• EXERCISE DIRECTIONS: Determine how many lines include "并承担其费用". Give the number and nothing else.

• Stored data entries:
---------------
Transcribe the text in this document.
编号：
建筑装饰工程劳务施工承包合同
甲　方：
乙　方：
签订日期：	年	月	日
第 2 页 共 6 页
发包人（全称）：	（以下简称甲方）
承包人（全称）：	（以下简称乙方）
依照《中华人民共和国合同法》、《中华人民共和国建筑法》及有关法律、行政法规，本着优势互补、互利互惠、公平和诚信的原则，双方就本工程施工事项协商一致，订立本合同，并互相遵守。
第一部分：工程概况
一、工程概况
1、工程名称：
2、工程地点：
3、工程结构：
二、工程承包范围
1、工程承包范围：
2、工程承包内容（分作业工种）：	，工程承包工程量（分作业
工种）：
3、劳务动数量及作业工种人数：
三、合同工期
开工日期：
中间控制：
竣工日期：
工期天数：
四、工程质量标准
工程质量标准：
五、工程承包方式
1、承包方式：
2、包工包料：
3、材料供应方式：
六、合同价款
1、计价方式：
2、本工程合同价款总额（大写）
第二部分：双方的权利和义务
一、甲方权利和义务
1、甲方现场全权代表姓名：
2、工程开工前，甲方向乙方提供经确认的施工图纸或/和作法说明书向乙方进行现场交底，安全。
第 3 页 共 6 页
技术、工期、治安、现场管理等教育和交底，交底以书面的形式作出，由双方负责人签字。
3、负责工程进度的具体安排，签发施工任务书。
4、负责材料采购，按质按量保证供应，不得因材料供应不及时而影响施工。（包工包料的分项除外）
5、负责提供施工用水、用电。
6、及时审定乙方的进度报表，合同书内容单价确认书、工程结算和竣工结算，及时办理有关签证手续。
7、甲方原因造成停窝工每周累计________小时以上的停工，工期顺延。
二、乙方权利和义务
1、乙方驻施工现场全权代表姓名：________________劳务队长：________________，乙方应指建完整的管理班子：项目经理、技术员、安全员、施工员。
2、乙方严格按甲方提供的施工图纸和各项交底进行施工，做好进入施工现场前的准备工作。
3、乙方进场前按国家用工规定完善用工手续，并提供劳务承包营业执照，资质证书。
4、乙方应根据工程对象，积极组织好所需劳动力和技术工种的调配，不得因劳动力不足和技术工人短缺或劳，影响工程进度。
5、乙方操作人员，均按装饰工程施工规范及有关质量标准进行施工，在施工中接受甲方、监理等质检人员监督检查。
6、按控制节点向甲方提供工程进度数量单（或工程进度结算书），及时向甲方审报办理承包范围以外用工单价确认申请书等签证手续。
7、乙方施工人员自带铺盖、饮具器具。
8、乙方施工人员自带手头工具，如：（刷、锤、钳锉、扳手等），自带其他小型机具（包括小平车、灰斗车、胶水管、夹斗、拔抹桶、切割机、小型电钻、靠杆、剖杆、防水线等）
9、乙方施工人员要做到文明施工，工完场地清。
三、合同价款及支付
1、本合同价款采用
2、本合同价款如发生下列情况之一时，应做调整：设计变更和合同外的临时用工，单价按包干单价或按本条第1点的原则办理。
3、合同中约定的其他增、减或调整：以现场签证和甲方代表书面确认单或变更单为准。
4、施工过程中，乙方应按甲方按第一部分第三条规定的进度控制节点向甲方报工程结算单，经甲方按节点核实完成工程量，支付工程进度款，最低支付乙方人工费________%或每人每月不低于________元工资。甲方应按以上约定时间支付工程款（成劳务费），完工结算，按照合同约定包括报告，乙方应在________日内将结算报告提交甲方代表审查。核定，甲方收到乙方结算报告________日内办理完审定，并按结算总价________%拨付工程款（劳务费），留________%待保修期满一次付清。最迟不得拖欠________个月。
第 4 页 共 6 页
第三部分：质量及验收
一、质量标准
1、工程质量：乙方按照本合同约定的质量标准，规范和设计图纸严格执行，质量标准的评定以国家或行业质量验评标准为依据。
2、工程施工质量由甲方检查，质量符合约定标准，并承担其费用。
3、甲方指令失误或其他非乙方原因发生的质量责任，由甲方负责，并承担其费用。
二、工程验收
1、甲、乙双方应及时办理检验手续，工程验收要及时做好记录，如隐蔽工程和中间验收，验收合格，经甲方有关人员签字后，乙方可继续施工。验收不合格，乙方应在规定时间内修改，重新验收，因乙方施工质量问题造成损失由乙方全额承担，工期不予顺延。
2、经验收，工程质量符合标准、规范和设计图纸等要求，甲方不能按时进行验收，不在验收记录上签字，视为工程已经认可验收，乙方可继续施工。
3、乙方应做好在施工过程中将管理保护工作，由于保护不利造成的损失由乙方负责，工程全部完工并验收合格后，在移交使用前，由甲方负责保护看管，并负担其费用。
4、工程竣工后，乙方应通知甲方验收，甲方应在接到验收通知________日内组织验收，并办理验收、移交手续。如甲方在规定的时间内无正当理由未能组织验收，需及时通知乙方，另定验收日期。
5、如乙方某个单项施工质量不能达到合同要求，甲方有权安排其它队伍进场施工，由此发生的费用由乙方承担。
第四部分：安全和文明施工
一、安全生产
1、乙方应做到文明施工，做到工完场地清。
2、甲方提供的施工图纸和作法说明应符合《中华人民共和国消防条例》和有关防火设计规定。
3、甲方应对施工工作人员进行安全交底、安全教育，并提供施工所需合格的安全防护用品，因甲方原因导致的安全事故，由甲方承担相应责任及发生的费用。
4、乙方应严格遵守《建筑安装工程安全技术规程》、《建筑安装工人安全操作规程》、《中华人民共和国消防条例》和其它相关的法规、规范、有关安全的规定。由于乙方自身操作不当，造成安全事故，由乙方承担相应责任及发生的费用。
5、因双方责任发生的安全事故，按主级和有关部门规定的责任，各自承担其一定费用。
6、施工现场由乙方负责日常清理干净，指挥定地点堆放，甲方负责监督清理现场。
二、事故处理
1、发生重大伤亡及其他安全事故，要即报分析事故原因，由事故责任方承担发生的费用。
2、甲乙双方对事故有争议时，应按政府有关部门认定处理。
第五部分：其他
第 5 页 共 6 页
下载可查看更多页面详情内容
---------------
• WRITTEN RESPONSE: 2